WRITTEN EXERCISE: Return the full listing exactly as it is written.

PROVIDED ENTRIES:
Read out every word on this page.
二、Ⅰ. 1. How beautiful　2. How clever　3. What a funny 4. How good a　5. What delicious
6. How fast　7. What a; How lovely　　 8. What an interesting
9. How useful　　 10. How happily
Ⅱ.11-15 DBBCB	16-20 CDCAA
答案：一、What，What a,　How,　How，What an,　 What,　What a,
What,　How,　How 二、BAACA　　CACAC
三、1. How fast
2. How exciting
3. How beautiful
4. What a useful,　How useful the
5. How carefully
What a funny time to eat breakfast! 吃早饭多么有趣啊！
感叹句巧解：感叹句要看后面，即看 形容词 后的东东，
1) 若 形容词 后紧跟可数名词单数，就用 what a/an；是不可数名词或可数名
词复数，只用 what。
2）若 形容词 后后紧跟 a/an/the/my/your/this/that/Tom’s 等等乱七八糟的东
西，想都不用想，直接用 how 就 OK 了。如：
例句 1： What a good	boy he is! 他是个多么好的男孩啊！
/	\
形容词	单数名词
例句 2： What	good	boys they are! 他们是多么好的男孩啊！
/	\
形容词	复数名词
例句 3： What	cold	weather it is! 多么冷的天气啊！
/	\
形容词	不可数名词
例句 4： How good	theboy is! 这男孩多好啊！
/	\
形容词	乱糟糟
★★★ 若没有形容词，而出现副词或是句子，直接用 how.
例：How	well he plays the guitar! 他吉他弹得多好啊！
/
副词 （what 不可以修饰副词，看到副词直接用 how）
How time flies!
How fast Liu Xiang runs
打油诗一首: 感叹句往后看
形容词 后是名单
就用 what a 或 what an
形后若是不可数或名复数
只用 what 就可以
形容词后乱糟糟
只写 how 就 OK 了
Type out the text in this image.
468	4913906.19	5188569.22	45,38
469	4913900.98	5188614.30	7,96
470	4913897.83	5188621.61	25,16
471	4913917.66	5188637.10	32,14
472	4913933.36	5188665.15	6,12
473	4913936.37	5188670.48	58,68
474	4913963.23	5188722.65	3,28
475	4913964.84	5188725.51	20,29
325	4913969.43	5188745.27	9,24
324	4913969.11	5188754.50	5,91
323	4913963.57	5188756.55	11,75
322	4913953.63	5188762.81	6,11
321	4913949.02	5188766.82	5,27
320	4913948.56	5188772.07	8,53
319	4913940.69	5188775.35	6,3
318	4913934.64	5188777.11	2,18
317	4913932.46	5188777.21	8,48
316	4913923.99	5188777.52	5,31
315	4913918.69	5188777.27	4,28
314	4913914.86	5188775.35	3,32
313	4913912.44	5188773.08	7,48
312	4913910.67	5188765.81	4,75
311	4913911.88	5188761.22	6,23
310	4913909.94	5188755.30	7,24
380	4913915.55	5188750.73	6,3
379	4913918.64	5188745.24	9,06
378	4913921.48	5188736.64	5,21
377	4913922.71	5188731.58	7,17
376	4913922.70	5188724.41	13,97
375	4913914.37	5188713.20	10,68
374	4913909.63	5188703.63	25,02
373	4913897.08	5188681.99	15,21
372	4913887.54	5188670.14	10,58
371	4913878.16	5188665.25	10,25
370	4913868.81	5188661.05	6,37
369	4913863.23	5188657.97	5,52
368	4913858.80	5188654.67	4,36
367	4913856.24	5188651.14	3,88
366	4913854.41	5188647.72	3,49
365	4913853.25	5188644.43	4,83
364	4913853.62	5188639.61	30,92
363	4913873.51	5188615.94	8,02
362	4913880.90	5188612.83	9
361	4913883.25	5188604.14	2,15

EXERCISE OUTPUT:
Read out every word on this page.
二、Ⅰ. 1. How beautiful　2. How clever　3. What a funny 4. How good a　5. What delicious
6. How fast　7. What a; How lovely　　 8. What an interesting
9. How useful　　 10. How happily
Ⅱ.11-15 DBBCB	16-20 CDCAA
答案：一、What，What a,　How,　How，What an,　 What,　What a,
What,　How,　How 二、BAACA　　CACAC
三、1. How fast
2. How exciting
3. How beautiful
4. What a useful,　How useful the
5. How carefully
What a funny time to eat breakfast! 吃早饭多么有趣啊！
感叹句巧解：感叹句要看后面，即看 形容词 后的东东，
1) 若 形容词 后紧跟可数名词单数，就用 what a/an；是不可数名词或可数名
词复数，只用 what。
2）若 形容词 后后紧跟 a/an/the/my/your/this/that/Tom’s 等等乱七八糟的东
西，想都不用想，直接用 how 就 OK 了。如：
例句 1： What a good	boy he is! 他是个多么好的男孩啊！
/	\
形容词	单数名词
例句 2： What	good	boys they are! 他们是多么好的男孩啊！
/	\
形容词	复数名词
例句 3： What	cold	weather it is! 多么冷的天气啊！
/	\
形容词	不可数名词
例句 4： How good	theboy is! 这男孩多好啊！
/	\
形容词	乱糟糟
★★★ 若没有形容词，而出现副词或是句子，直接用 how.
例：How	well he plays the guitar! 他吉他弹得多好啊！
/
副词 （what 不可以修饰副词，看到副词直接用 how）
How time flies!
How fast Liu Xiang runs
打油诗一首: 感叹句往后看
形容词 后是名单
就用 what a 或 what an
形后若是不可数或名复数
只用 what 就可以
形容词后乱糟糟
只写 how 就 OK 了
Type out the text in this image.
468	4913906.19	5188569.22	45,38
469	4913900.98	5188614.30	7,96
470	4913897.83	5188621.61	25,16
471	4913917.66	5188637.10	32,14
472	4913933.36	5188665.15	6,12
473	4913936.37	5188670.48	58,68
474	4913963.23	5188722.65	3,28
475	4913964.84	5188725.51	20,29
325	4913969.43	5188745.27	9,24
324	4913969.11	5188754.50	5,91
323	4913963.57	5188756.55	11,75
322	4913953.63	5188762.81	6,11
321	4913949.02	5188766.82	5,27
320	4913948.56	5188772.07	8,53
319	4913940.69	5188775.35	6,3
318	4913934.64	5188777.11	2,18
317	4913932.46	5188777.21	8,48
316	4913923.99	5188777.52	5,31
315	4913918.69	5188777.27	4,28
314	4913914.86	5188775.35	3,32
313	4913912.44	5188773.08	7,48
312	4913910.67	5188765.81	4,75
311	4913911.88	5188761.22	6,23
310	4913909.94	5188755.30	7,24
380	4913915.55	5188750.73	6,3
379	4913918.64	5188745.24	9,06
378	4913921.48	5188736.64	5,21
377	4913922.71	5188731.58	7,17
376	4913922.70	5188724.41	13,97
375	4913914.37	5188713.20	10,68
374	4913909.63	5188703.63	25,02
373	4913897.08	5188681.99	15,21
372	4913887.54	5188670.14	10,58
371	4913878.16	5188665.25	10,25
370	4913868.81	5188661.05	6,37
369	4913863.23	5188657.97	5,52
368	4913858.80	5188654.67	4,36
367	4913856.24	5188651.14	3,88
366	4913854.41	5188647.72	3,49
365	4913853.25	5188644.43	4,83
364	4913853.62	5188639.61	30,92
363	4913873.51	5188615.94	8,02
362	4913880.90	5188612.83	9
361	4913883.25	5188604.14	2,15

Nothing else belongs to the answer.